[WHAT YOU HAVE TO DO]: Find the line with "What data populates", then retype it and each later line through the last, exactly. Leave out pictures.
>> Begin
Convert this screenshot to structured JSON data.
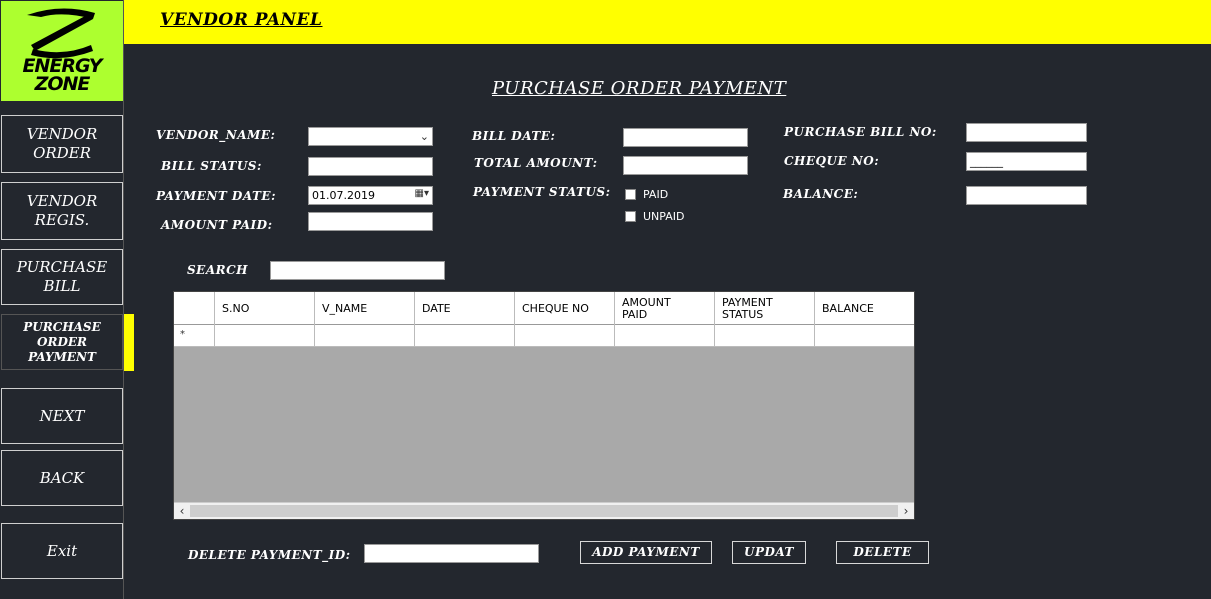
{
  "header": {
    "title": "VENDOR PANEL"
  },
  "logo": {
    "line1": "ENERGY",
    "line2": "ZONE",
    "accent": "#adff2f"
  },
  "sidebar": {
    "items": [
      {
        "line1": "VENDOR",
        "line2": "ORDER"
      },
      {
        "line1": "VENDOR",
        "line2": "REGIS."
      },
      {
        "line1": "PURCHASE",
        "line2": "BILL"
      },
      {
        "line1": "PURCHASE",
        "line2": "ORDER",
        "line3": "PAYMENT"
      }
    ],
    "next": "NEXT",
    "back": "BACK",
    "exit": "Exit"
  },
  "page_title": "PURCHASE ORDER PAYMENT",
  "form": {
    "vendor_name_label": "VENDOR_NAME:",
    "bill_status_label": "BILL STATUS:",
    "payment_date_label": "PAYMENT DATE:",
    "payment_date_value": "01.07.2019",
    "amount_paid_label": "AMOUNT PAID:",
    "bill_date_label": "BILL DATE:",
    "total_amount_label": "TOTAL AMOUNT:",
    "payment_status_label": "PAYMENT STATUS:",
    "paid_label": "PAID",
    "unpaid_label": "UNPAID",
    "purchase_bill_no_label": "PURCHASE BILL NO:",
    "cheque_no_label": "CHEQUE NO:",
    "cheque_no_value": "______",
    "balance_label": "BALANCE:"
  },
  "search": {
    "label": "SEARCH"
  },
  "grid": {
    "columns": [
      "S.NO",
      "V_NAME",
      "DATE",
      "CHEQUE NO",
      "AMOUNT\nPAID",
      "PAYMENT\nSTATUS",
      "BALANCE"
    ],
    "new_row_marker": "*"
  },
  "actions": {
    "delete_id_label": "DELETE PAYMENT_ID:",
    "add": "ADD PAYMENT",
    "update": "UPDAT",
    "delete": "DELETE"
  },
  "colors": {
    "header": "#ffff00",
    "background": "#23272e"
  }
}
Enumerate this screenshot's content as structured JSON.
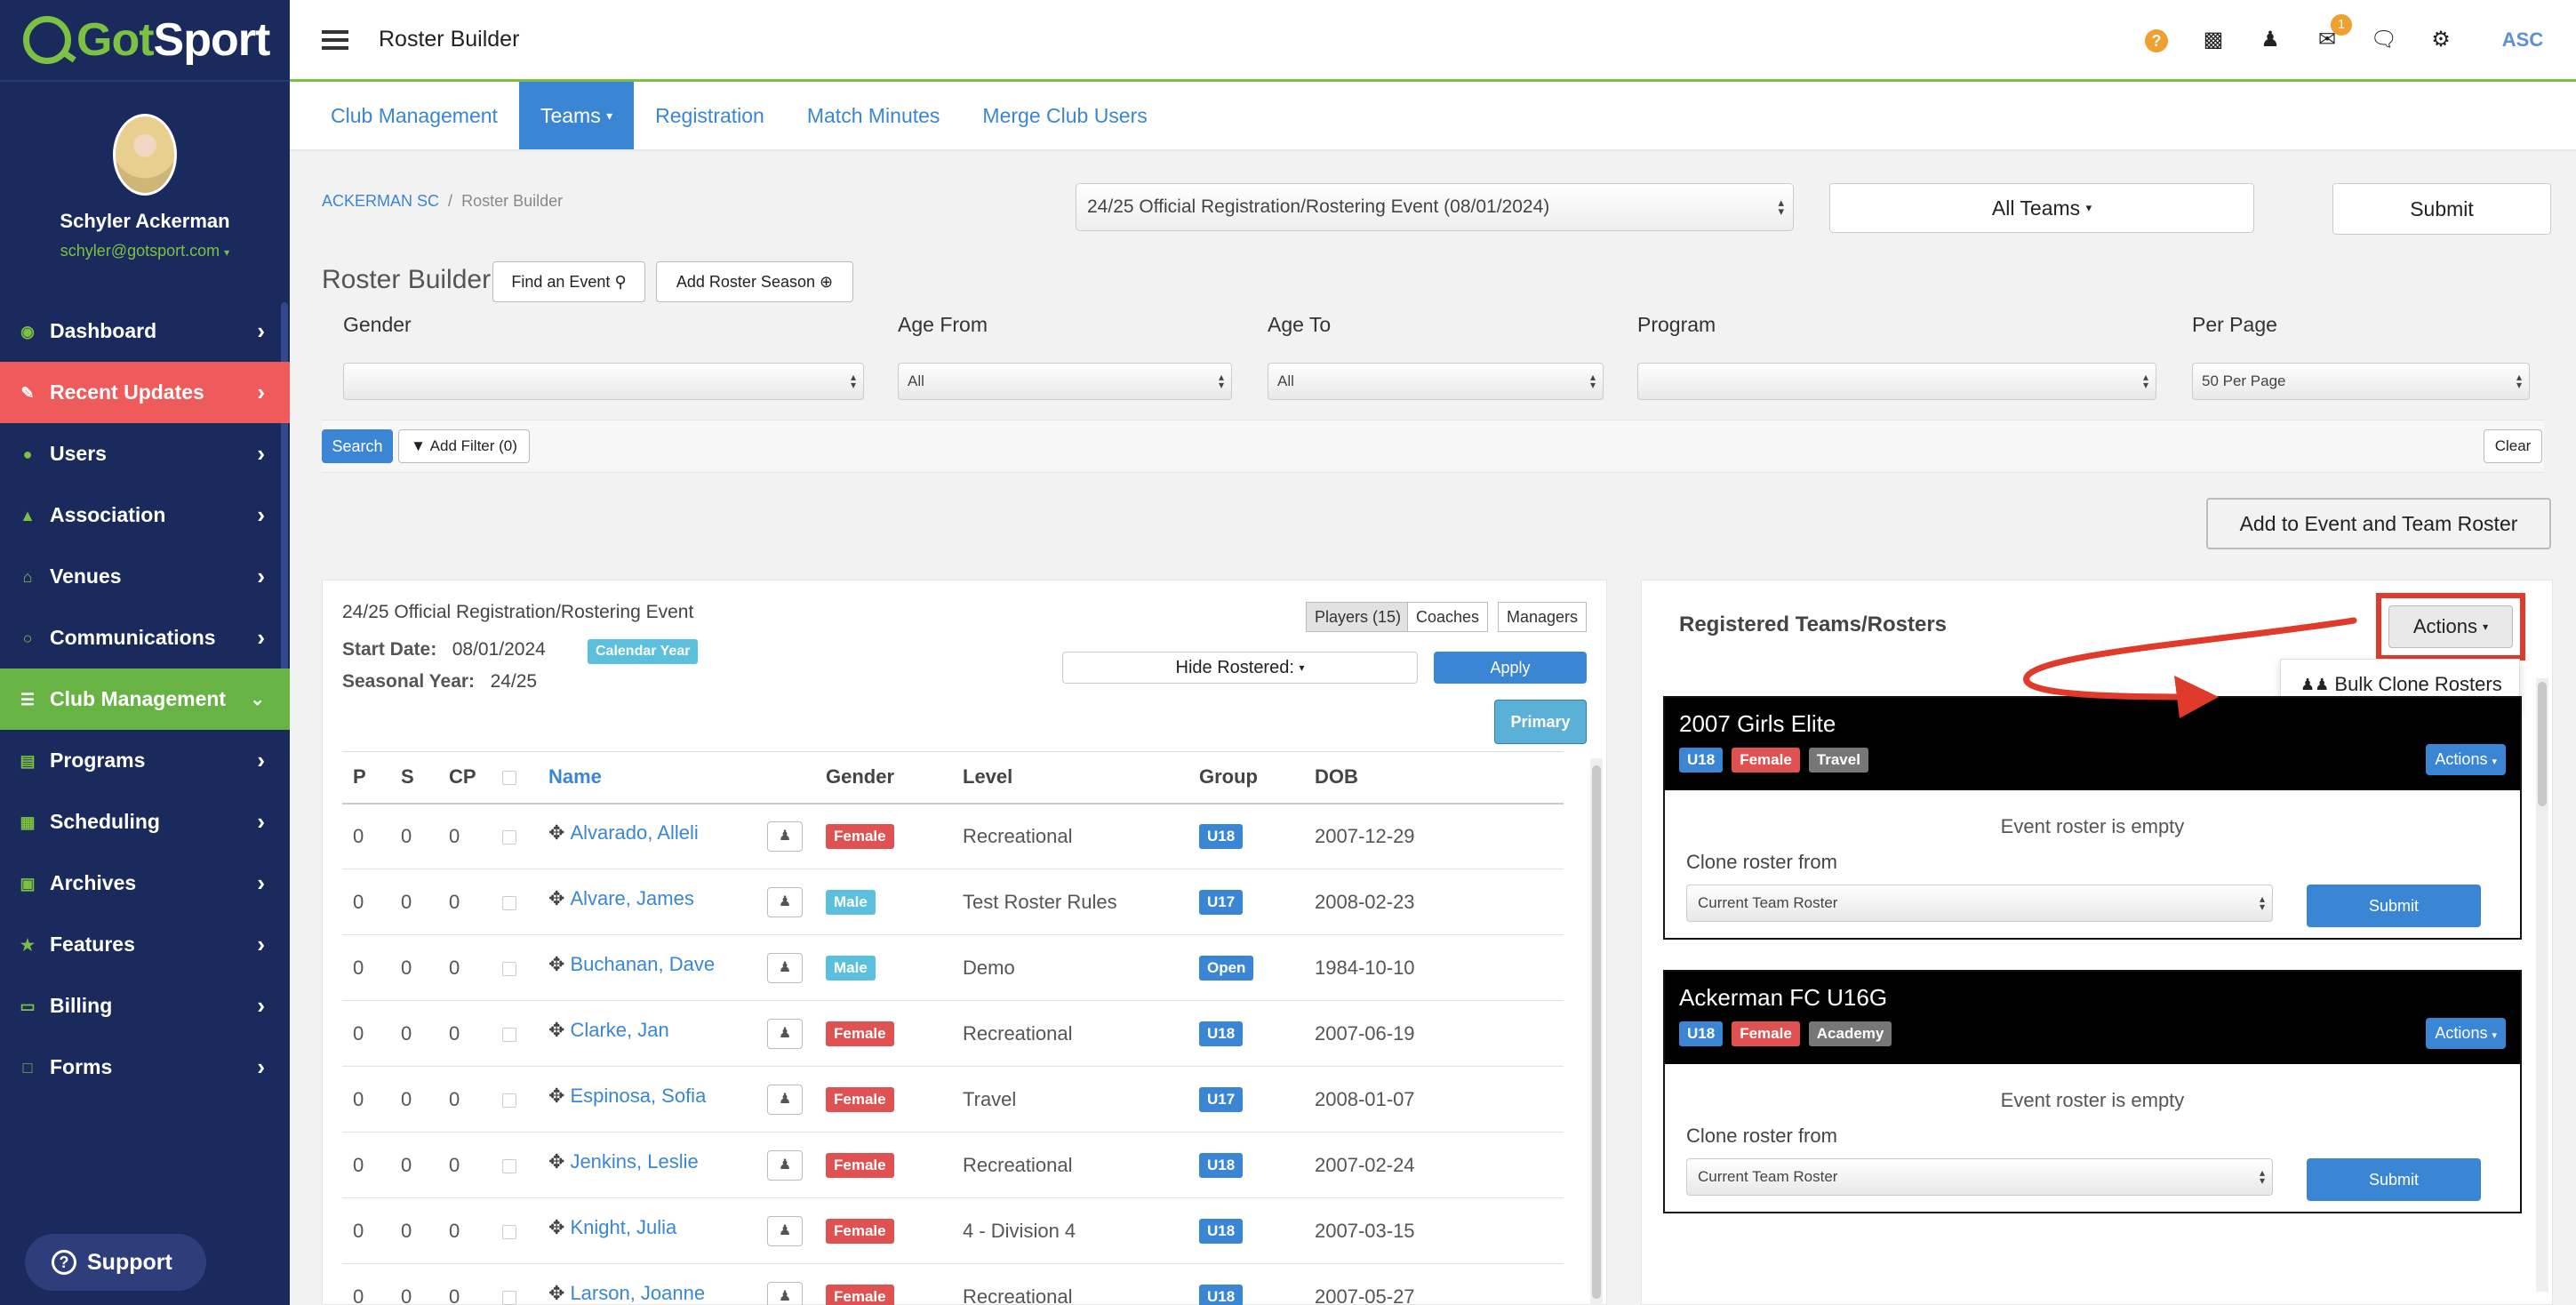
{
  "brand": {
    "logo_text_got": "Got",
    "logo_text_sport": "Sport"
  },
  "profile": {
    "name": "Schyler Ackerman",
    "email": "schyler@gotsport.com"
  },
  "sidebar": {
    "items": [
      {
        "label": "Dashboard",
        "icon": "dashboard-icon"
      },
      {
        "label": "Recent Updates",
        "icon": "updates-icon"
      },
      {
        "label": "Users",
        "icon": "users-icon"
      },
      {
        "label": "Association",
        "icon": "sitemap-icon"
      },
      {
        "label": "Venues",
        "icon": "home-icon"
      },
      {
        "label": "Communications",
        "icon": "chat-icon"
      },
      {
        "label": "Club Management",
        "icon": "list-icon"
      },
      {
        "label": "Programs",
        "icon": "file-icon"
      },
      {
        "label": "Scheduling",
        "icon": "calendar-icon"
      },
      {
        "label": "Archives",
        "icon": "archive-icon"
      },
      {
        "label": "Features",
        "icon": "star-icon"
      },
      {
        "label": "Billing",
        "icon": "credit-card-icon"
      },
      {
        "label": "Forms",
        "icon": "document-icon"
      }
    ],
    "support_label": "Support"
  },
  "topbar": {
    "title": "Roster Builder",
    "notification_count": "1",
    "user_initials": "ASC"
  },
  "tabs": [
    "Club Management",
    "Teams",
    "Registration",
    "Match Minutes",
    "Merge Club Users"
  ],
  "breadcrumb": {
    "club": "ACKERMAN SC",
    "sep": "/",
    "current": "Roster Builder"
  },
  "event_select": "24/25 Official Registration/Rostering Event (08/01/2024)",
  "teams_select": "All Teams",
  "submit_label": "Submit",
  "roster_builder": {
    "title": "Roster Builder",
    "find_event": "Find an Event",
    "add_season": "Add Roster Season"
  },
  "filters": {
    "gender_label": "Gender",
    "gender_value": "",
    "age_from_label": "Age From",
    "age_from_value": "All",
    "age_to_label": "Age To",
    "age_to_value": "All",
    "program_label": "Program",
    "program_value": "",
    "per_page_label": "Per Page",
    "per_page_value": "50 Per Page",
    "search": "Search",
    "add_filter": "Add Filter (0)",
    "clear": "Clear"
  },
  "add_event_team": "Add to Event and Team Roster",
  "left_panel": {
    "event_title": "24/25 Official Registration/Rostering Event",
    "start_date_label": "Start Date:",
    "start_date": "08/01/2024",
    "calendar_badge": "Calendar Year",
    "seasonal_label": "Seasonal Year:",
    "seasonal_year": "24/25",
    "players_btn": "Players (15)",
    "coaches_btn": "Coaches",
    "managers_btn": "Managers",
    "hide_rostered": "Hide Rostered:",
    "apply": "Apply",
    "primary": "Primary",
    "columns": [
      "P",
      "S",
      "CP",
      "Name",
      "Gender",
      "Level",
      "Group",
      "DOB"
    ],
    "rows": [
      {
        "p": "0",
        "s": "0",
        "cp": "0",
        "name": "Alvarado, Alleli",
        "gender": "Female",
        "level": "Recreational",
        "group": "U18",
        "dob": "2007-12-29"
      },
      {
        "p": "0",
        "s": "0",
        "cp": "0",
        "name": "Alvare, James",
        "gender": "Male",
        "level": "Test Roster Rules",
        "group": "U17",
        "dob": "2008-02-23"
      },
      {
        "p": "0",
        "s": "0",
        "cp": "0",
        "name": "Buchanan, Dave",
        "gender": "Male",
        "level": "Demo",
        "group": "Open",
        "dob": "1984-10-10"
      },
      {
        "p": "0",
        "s": "0",
        "cp": "0",
        "name": "Clarke, Jan",
        "gender": "Female",
        "level": "Recreational",
        "group": "U18",
        "dob": "2007-06-19"
      },
      {
        "p": "0",
        "s": "0",
        "cp": "0",
        "name": "Espinosa, Sofia",
        "gender": "Female",
        "level": "Travel",
        "group": "U17",
        "dob": "2008-01-07"
      },
      {
        "p": "0",
        "s": "0",
        "cp": "0",
        "name": "Jenkins, Leslie",
        "gender": "Female",
        "level": "Recreational",
        "group": "U18",
        "dob": "2007-02-24"
      },
      {
        "p": "0",
        "s": "0",
        "cp": "0",
        "name": "Knight, Julia",
        "gender": "Female",
        "level": "4 - Division 4",
        "group": "U18",
        "dob": "2007-03-15"
      },
      {
        "p": "0",
        "s": "0",
        "cp": "0",
        "name": "Larson, Joanne",
        "gender": "Female",
        "level": "Recreational",
        "group": "U18",
        "dob": "2007-05-27"
      }
    ]
  },
  "right_panel": {
    "title": "Registered Teams/Rosters",
    "actions": "Actions",
    "dropdown_item": "Bulk Clone Rosters",
    "cards": [
      {
        "name": "2007 Girls Elite",
        "badges": [
          "U18",
          "Female",
          "Travel"
        ],
        "actions": "Actions",
        "empty": "Event roster is empty",
        "clone_label": "Clone roster from",
        "clone_value": "Current Team Roster",
        "submit": "Submit"
      },
      {
        "name": "Ackerman FC U16G",
        "badges": [
          "U18",
          "Female",
          "Academy"
        ],
        "actions": "Actions",
        "empty": "Event roster is empty",
        "clone_label": "Clone roster from",
        "clone_value": "Current Team Roster",
        "submit": "Submit"
      }
    ]
  },
  "colors": {
    "sidebar": "#1b2a5c",
    "accent_green": "#7cc242",
    "link_blue": "#3a86d4",
    "highlight_red": "#e03a2a",
    "recent_updates": "#ef5a5a"
  }
}
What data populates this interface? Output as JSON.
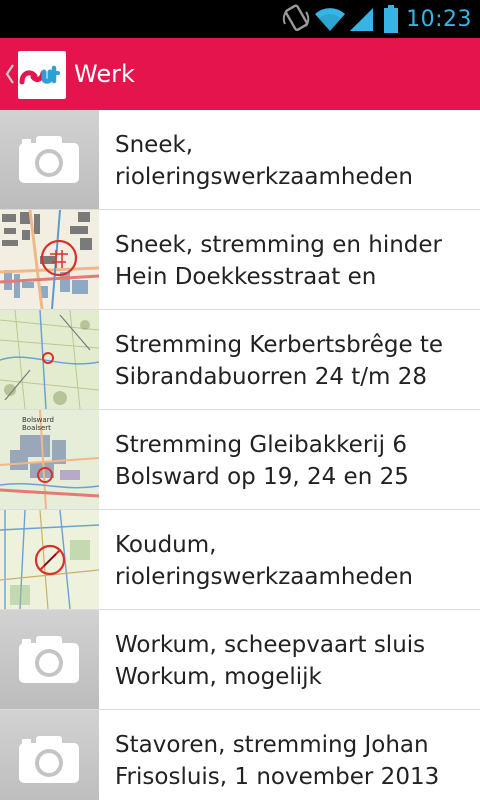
{
  "status_bar": {
    "time": "10:23",
    "icons": [
      "screen-rotation-icon",
      "wifi-icon",
      "signal-icon",
      "battery-icon"
    ]
  },
  "action_bar": {
    "title": "Werk",
    "logo": "app-logo-icon",
    "up": "up-caret-icon",
    "color": "#e5144c"
  },
  "items": [
    {
      "title": "Sneek,\nrioleringswerkzaamheden",
      "thumbnail": "camera-placeholder"
    },
    {
      "title": "Sneek, stremming en hinder\nHein Doekkesstraat en",
      "thumbnail": "map-city"
    },
    {
      "title": "Stremming Kerbertsbrêge te\nSibrandabuorren 24 t/m 28",
      "thumbnail": "map-rural"
    },
    {
      "title": "Stremming Gleibakkerij 6\nBolsward op 19, 24 en 25",
      "thumbnail": "map-town"
    },
    {
      "title": "Koudum,\nrioleringswerkzaamheden",
      "thumbnail": "map-fields"
    },
    {
      "title": "Workum, scheepvaart sluis\nWorkum, mogelijk",
      "thumbnail": "camera-placeholder"
    },
    {
      "title": "Stavoren, stremming Johan\nFrisosluis, 1 november 2013",
      "thumbnail": "camera-placeholder"
    }
  ],
  "map_labels": {
    "item3": "Bolsward\nBoalsert"
  }
}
>> End
[EXERCISE RESULT]:
What data populates this interface? Output as JSON.
{
  "status_bar": {
    "time": "10:23",
    "icons": [
      "screen-rotation-icon",
      "wifi-icon",
      "signal-icon",
      "battery-icon"
    ]
  },
  "action_bar": {
    "title": "Werk",
    "logo": "app-logo-icon",
    "up": "up-caret-icon",
    "color": "#e5144c"
  },
  "items": [
    {
      "title": "Sneek,\nrioleringswerkzaamheden",
      "thumbnail": "camera-placeholder"
    },
    {
      "title": "Sneek, stremming en hinder\nHein Doekkesstraat en",
      "thumbnail": "map-city"
    },
    {
      "title": "Stremming Kerbertsbrêge te\nSibrandabuorren 24 t/m 28",
      "thumbnail": "map-rural"
    },
    {
      "title": "Stremming Gleibakkerij 6\nBolsward op 19, 24 en 25",
      "thumbnail": "map-town"
    },
    {
      "title": "Koudum,\nrioleringswerkzaamheden",
      "thumbnail": "map-fields"
    },
    {
      "title": "Workum, scheepvaart sluis\nWorkum, mogelijk",
      "thumbnail": "camera-placeholder"
    },
    {
      "title": "Stavoren, stremming Johan\nFrisosluis, 1 november 2013",
      "thumbnail": "camera-placeholder"
    }
  ],
  "map_labels": {
    "item3": "Bolsward\nBoalsert"
  }
}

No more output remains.